Required task – Which lines below hold the word "ваша"? Copy all of them.

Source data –
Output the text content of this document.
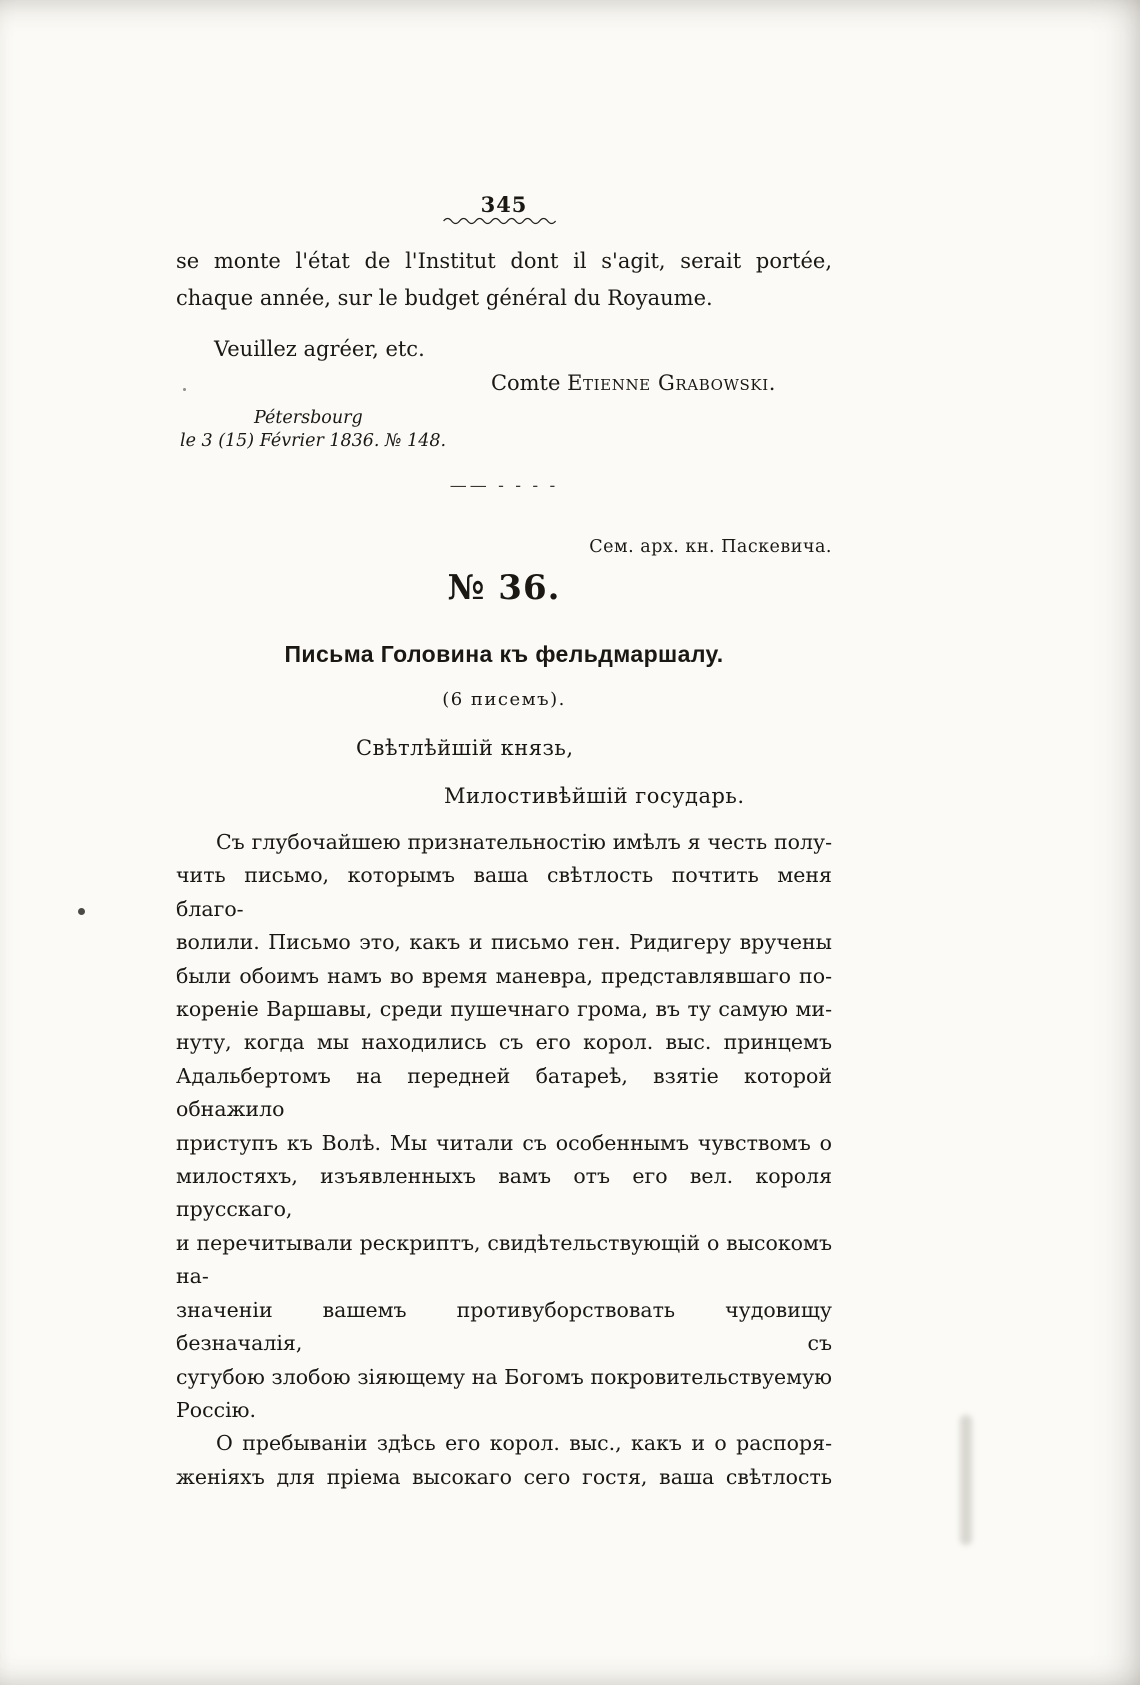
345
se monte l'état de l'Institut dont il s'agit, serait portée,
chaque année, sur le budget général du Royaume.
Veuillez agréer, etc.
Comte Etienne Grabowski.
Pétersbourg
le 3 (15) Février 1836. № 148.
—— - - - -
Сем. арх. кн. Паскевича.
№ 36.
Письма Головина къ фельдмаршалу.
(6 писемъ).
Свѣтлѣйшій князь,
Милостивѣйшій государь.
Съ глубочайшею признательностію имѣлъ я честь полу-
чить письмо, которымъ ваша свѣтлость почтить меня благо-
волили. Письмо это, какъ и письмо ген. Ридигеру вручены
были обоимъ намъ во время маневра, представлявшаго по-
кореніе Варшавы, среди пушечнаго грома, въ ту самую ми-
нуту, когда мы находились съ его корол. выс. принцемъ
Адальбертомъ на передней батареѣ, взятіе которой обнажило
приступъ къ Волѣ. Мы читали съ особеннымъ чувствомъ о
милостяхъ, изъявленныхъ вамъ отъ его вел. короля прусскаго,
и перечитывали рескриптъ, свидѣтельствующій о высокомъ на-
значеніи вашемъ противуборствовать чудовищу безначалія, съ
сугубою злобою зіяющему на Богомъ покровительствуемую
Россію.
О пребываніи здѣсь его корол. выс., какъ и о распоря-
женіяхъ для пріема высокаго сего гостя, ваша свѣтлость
---
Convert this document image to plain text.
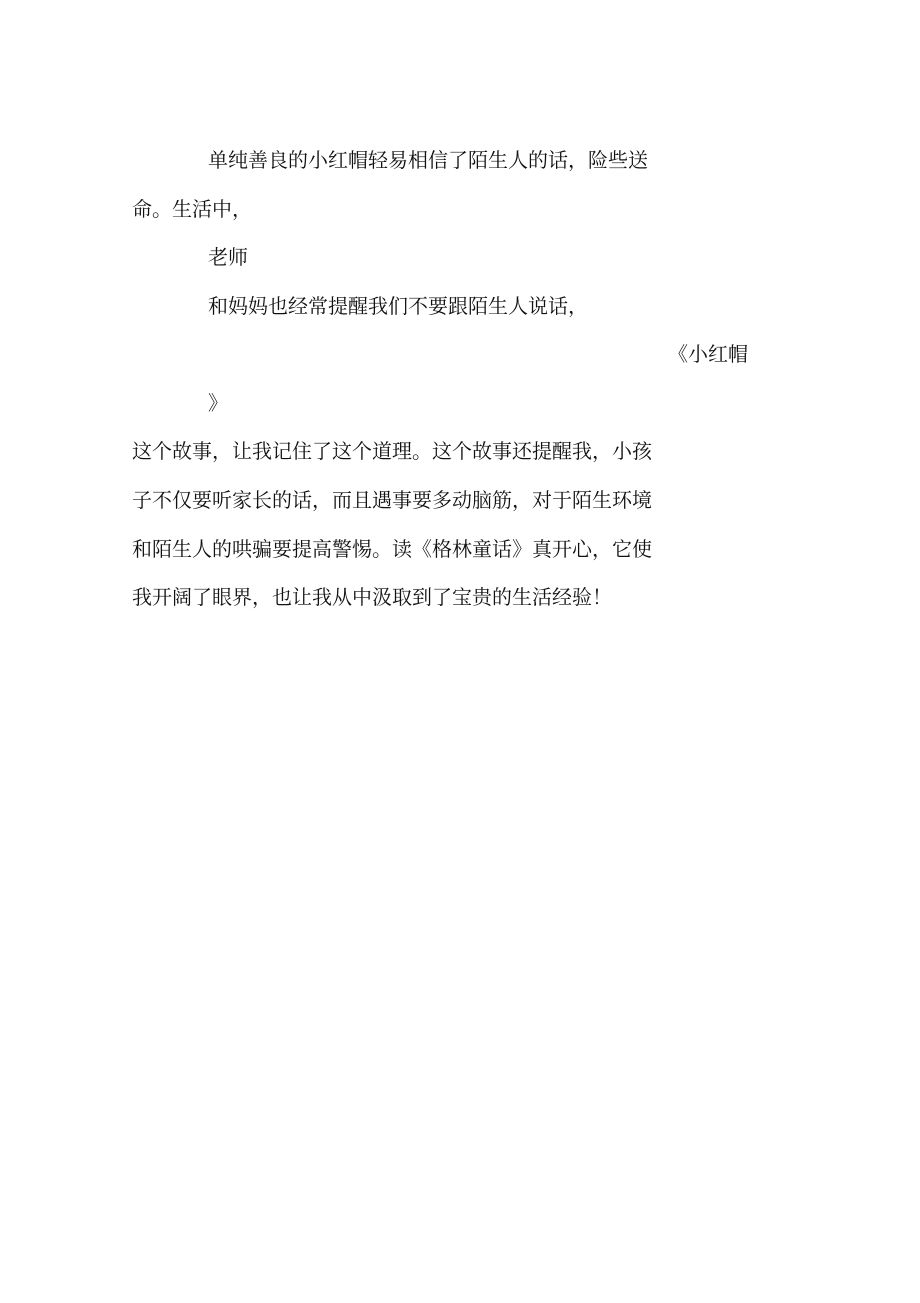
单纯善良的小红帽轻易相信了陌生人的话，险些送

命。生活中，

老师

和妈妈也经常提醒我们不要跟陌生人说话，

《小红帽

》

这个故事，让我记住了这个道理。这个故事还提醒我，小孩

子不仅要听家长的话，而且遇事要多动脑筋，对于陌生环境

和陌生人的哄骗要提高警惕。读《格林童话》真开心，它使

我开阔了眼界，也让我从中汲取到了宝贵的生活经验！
---
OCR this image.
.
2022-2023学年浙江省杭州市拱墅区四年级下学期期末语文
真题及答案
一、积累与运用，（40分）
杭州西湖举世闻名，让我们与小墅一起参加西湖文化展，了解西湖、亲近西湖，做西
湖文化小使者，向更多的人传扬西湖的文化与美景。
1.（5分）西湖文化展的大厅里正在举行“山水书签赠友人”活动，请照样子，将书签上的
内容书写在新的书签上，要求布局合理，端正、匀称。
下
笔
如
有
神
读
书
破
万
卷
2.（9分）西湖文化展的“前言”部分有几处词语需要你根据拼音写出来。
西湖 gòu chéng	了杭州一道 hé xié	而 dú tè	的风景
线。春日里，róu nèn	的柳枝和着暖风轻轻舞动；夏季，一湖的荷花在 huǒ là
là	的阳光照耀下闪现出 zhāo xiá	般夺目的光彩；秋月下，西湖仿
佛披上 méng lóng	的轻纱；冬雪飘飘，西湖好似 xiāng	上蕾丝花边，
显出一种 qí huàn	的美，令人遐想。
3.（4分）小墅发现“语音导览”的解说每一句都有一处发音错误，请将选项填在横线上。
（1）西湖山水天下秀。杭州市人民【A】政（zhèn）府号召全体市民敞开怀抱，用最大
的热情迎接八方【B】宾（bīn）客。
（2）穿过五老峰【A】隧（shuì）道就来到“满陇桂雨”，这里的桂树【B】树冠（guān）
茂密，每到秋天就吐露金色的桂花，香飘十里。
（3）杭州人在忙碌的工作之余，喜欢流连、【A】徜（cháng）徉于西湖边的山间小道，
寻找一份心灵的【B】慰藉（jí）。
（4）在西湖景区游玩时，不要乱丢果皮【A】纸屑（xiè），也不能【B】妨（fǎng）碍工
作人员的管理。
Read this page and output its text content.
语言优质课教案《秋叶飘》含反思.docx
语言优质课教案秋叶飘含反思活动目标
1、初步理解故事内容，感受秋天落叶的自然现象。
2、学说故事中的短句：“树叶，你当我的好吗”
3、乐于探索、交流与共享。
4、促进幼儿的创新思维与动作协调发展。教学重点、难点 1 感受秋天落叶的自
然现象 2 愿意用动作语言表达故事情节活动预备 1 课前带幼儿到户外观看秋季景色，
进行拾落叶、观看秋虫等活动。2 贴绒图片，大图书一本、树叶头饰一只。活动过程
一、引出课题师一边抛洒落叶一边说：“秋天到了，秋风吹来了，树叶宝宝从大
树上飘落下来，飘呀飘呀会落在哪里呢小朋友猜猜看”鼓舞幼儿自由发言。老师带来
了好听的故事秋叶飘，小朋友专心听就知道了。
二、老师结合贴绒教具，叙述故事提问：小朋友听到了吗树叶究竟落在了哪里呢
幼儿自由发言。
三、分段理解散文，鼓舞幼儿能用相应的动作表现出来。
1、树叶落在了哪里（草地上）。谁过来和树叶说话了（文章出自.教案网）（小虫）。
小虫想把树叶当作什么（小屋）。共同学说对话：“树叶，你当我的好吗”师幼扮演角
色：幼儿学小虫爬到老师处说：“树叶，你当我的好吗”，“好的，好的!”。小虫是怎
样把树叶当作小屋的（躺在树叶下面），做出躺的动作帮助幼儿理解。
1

Result of the task –
чить письмо, которымъ ваша свѣтлость почтить меня благо-
женіяхъ для пріема высокаго сего гостя, ваша свѣтлость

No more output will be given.